* _Records shown_
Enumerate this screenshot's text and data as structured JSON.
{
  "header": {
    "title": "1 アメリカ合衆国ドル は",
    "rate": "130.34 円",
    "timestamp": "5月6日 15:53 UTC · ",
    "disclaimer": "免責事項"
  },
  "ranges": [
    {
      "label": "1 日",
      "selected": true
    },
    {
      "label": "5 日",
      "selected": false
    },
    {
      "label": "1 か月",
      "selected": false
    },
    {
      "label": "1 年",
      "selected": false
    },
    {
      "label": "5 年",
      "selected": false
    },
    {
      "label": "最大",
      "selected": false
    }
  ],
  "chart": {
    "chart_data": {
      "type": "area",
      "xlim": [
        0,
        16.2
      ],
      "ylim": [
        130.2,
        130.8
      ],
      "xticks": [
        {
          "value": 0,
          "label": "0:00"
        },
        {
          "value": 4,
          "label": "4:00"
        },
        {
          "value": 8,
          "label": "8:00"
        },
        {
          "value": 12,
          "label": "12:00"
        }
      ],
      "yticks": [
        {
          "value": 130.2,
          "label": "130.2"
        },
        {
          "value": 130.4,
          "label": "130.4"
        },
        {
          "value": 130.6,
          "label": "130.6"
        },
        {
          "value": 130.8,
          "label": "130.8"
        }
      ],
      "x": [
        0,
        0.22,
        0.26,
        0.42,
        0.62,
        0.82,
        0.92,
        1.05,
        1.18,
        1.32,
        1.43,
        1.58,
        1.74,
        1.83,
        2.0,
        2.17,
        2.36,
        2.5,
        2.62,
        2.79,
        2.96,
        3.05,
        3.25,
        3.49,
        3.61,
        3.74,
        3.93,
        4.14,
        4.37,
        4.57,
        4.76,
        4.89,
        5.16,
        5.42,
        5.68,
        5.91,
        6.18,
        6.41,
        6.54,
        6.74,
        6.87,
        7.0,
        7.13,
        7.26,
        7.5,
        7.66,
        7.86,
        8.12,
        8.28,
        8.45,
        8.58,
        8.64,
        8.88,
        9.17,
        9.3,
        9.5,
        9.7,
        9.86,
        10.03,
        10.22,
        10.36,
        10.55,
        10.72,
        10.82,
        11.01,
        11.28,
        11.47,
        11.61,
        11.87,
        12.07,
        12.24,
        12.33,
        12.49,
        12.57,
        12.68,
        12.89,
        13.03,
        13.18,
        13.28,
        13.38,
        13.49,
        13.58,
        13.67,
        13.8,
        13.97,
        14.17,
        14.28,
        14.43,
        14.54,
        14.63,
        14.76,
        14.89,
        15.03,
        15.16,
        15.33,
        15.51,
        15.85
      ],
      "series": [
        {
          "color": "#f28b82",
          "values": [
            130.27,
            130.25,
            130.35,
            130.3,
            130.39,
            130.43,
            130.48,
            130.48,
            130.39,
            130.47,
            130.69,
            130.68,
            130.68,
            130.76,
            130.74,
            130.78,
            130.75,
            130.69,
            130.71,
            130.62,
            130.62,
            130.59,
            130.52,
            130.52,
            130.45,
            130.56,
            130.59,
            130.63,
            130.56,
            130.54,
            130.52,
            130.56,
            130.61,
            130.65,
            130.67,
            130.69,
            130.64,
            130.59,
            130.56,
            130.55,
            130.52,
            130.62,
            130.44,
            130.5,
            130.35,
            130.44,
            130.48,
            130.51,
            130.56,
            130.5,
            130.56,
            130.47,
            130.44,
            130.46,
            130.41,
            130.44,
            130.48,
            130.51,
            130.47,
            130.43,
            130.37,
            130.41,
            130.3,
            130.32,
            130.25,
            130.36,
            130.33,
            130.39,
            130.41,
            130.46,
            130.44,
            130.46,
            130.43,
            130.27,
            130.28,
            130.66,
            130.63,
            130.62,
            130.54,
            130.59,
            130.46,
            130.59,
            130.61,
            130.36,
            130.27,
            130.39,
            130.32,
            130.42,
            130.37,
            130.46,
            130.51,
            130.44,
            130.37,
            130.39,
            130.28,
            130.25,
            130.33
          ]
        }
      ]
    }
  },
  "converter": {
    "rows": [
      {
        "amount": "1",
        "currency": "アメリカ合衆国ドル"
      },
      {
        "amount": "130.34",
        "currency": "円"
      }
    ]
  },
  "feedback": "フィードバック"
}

* _To do_
Please reproduce each record precisely as written.

* _Exercise result_
Enumerate this screenshot's text and data as structured JSON.
{
  "header": {
    "title": "1 アメリカ合衆国ドル は",
    "rate": "130.34 円",
    "timestamp": "5月6日 15:53 UTC · ",
    "disclaimer": "免責事項"
  },
  "ranges": [
    {
      "label": "1 日",
      "selected": true
    },
    {
      "label": "5 日",
      "selected": false
    },
    {
      "label": "1 か月",
      "selected": false
    },
    {
      "label": "1 年",
      "selected": false
    },
    {
      "label": "5 年",
      "selected": false
    },
    {
      "label": "最大",
      "selected": false
    }
  ],
  "chart": {
    "chart_data": {
      "type": "area",
      "xlim": [
        0,
        16.2
      ],
      "ylim": [
        130.2,
        130.8
      ],
      "xticks": [
        {
          "value": 0,
          "label": "0:00"
        },
        {
          "value": 4,
          "label": "4:00"
        },
        {
          "value": 8,
          "label": "8:00"
        },
        {
          "value": 12,
          "label": "12:00"
        }
      ],
      "yticks": [
        {
          "value": 130.2,
          "label": "130.2"
        },
        {
          "value": 130.4,
          "label": "130.4"
        },
        {
          "value": 130.6,
          "label": "130.6"
        },
        {
          "value": 130.8,
          "label": "130.8"
        }
      ],
      "x": [
        0,
        0.22,
        0.26,
        0.42,
        0.62,
        0.82,
        0.92,
        1.05,
        1.18,
        1.32,
        1.43,
        1.58,
        1.74,
        1.83,
        2.0,
        2.17,
        2.36,
        2.5,
        2.62,
        2.79,
        2.96,
        3.05,
        3.25,
        3.49,
        3.61,
        3.74,
        3.93,
        4.14,
        4.37,
        4.57,
        4.76,
        4.89,
        5.16,
        5.42,
        5.68,
        5.91,
        6.18,
        6.41,
        6.54,
        6.74,
        6.87,
        7.0,
        7.13,
        7.26,
        7.5,
        7.66,
        7.86,
        8.12,
        8.28,
        8.45,
        8.58,
        8.64,
        8.88,
        9.17,
        9.3,
        9.5,
        9.7,
        9.86,
        10.03,
        10.22,
        10.36,
        10.55,
        10.72,
        10.82,
        11.01,
        11.28,
        11.47,
        11.61,
        11.87,
        12.07,
        12.24,
        12.33,
        12.49,
        12.57,
        12.68,
        12.89,
        13.03,
        13.18,
        13.28,
        13.38,
        13.49,
        13.58,
        13.67,
        13.8,
        13.97,
        14.17,
        14.28,
        14.43,
        14.54,
        14.63,
        14.76,
        14.89,
        15.03,
        15.16,
        15.33,
        15.51,
        15.85
      ],
      "series": [
        {
          "color": "#f28b82",
          "values": [
            130.27,
            130.25,
            130.35,
            130.3,
            130.39,
            130.43,
            130.48,
            130.48,
            130.39,
            130.47,
            130.69,
            130.68,
            130.68,
            130.76,
            130.74,
            130.78,
            130.75,
            130.69,
            130.71,
            130.62,
            130.62,
            130.59,
            130.52,
            130.52,
            130.45,
            130.56,
            130.59,
            130.63,
            130.56,
            130.54,
            130.52,
            130.56,
            130.61,
            130.65,
            130.67,
            130.69,
            130.64,
            130.59,
            130.56,
            130.55,
            130.52,
            130.62,
            130.44,
            130.5,
            130.35,
            130.44,
            130.48,
            130.51,
            130.56,
            130.5,
            130.56,
            130.47,
            130.44,
            130.46,
            130.41,
            130.44,
            130.48,
            130.51,
            130.47,
            130.43,
            130.37,
            130.41,
            130.3,
            130.32,
            130.25,
            130.36,
            130.33,
            130.39,
            130.41,
            130.46,
            130.44,
            130.46,
            130.43,
            130.27,
            130.28,
            130.66,
            130.63,
            130.62,
            130.54,
            130.59,
            130.46,
            130.59,
            130.61,
            130.36,
            130.27,
            130.39,
            130.32,
            130.42,
            130.37,
            130.46,
            130.51,
            130.44,
            130.37,
            130.39,
            130.28,
            130.25,
            130.33
          ]
        }
      ]
    }
  },
  "converter": {
    "rows": [
      {
        "amount": "1",
        "currency": "アメリカ合衆国ドル"
      },
      {
        "amount": "130.34",
        "currency": "円"
      }
    ]
  },
  "feedback": "フィードバック"
}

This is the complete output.